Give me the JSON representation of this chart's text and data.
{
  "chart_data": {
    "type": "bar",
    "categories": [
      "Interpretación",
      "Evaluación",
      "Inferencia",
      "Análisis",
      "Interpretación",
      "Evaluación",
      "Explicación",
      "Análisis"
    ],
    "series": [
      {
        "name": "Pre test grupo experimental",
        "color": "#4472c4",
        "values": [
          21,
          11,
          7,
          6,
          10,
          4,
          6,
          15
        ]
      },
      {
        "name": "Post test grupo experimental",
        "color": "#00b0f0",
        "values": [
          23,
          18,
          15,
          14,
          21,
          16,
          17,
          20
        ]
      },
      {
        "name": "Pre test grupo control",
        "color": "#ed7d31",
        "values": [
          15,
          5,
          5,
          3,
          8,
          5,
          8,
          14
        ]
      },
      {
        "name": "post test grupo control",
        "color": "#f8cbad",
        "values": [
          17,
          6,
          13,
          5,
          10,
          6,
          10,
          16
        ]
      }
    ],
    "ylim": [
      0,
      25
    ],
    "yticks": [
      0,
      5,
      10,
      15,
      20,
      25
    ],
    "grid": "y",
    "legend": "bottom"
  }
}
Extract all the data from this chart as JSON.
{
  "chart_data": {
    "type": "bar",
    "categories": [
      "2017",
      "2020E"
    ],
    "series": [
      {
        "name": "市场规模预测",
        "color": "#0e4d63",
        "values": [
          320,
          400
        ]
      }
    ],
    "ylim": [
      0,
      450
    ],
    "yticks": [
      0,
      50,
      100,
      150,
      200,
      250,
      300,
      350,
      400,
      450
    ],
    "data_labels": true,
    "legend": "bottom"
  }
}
== == ==
■ What is required
Nothing in the data may differ; print all of it exactly as written.

■ Complete output
Give me the JSON representation of this chart's text and data.
{
  "chart_data": {
    "type": "bar",
    "categories": [
      "Interpretación",
      "Evaluación",
      "Inferencia",
      "Análisis",
      "Interpretación",
      "Evaluación",
      "Explicación",
      "Análisis"
    ],
    "series": [
      {
        "name": "Pre test grupo experimental",
        "color": "#4472c4",
        "values": [
          21,
          11,
          7,
          6,
          10,
          4,
          6,
          15
        ]
      },
      {
        "name": "Post test grupo experimental",
        "color": "#00b0f0",
        "values": [
          23,
          18,
          15,
          14,
          21,
          16,
          17,
          20
        ]
      },
      {
        "name": "Pre test grupo control",
        "color": "#ed7d31",
        "values": [
          15,
          5,
          5,
          3,
          8,
          5,
          8,
          14
        ]
      },
      {
        "name": "post test grupo control",
        "color": "#f8cbad",
        "values": [
          17,
          6,
          13,
          5,
          10,
          6,
          10,
          16
        ]
      }
    ],
    "ylim": [
      0,
      25
    ],
    "yticks": [
      0,
      5,
      10,
      15,
      20,
      25
    ],
    "grid": "y",
    "legend": "bottom"
  }
}
Extract all the data from this chart as JSON.
{
  "chart_data": {
    "type": "bar",
    "categories": [
      "2017",
      "2020E"
    ],
    "series": [
      {
        "name": "市场规模预测",
        "color": "#0e4d63",
        "values": [
          320,
          400
        ]
      }
    ],
    "ylim": [
      0,
      450
    ],
    "yticks": [
      0,
      50,
      100,
      150,
      200,
      250,
      300,
      350,
      400,
      450
    ],
    "data_labels": true,
    "legend": "bottom"
  }
}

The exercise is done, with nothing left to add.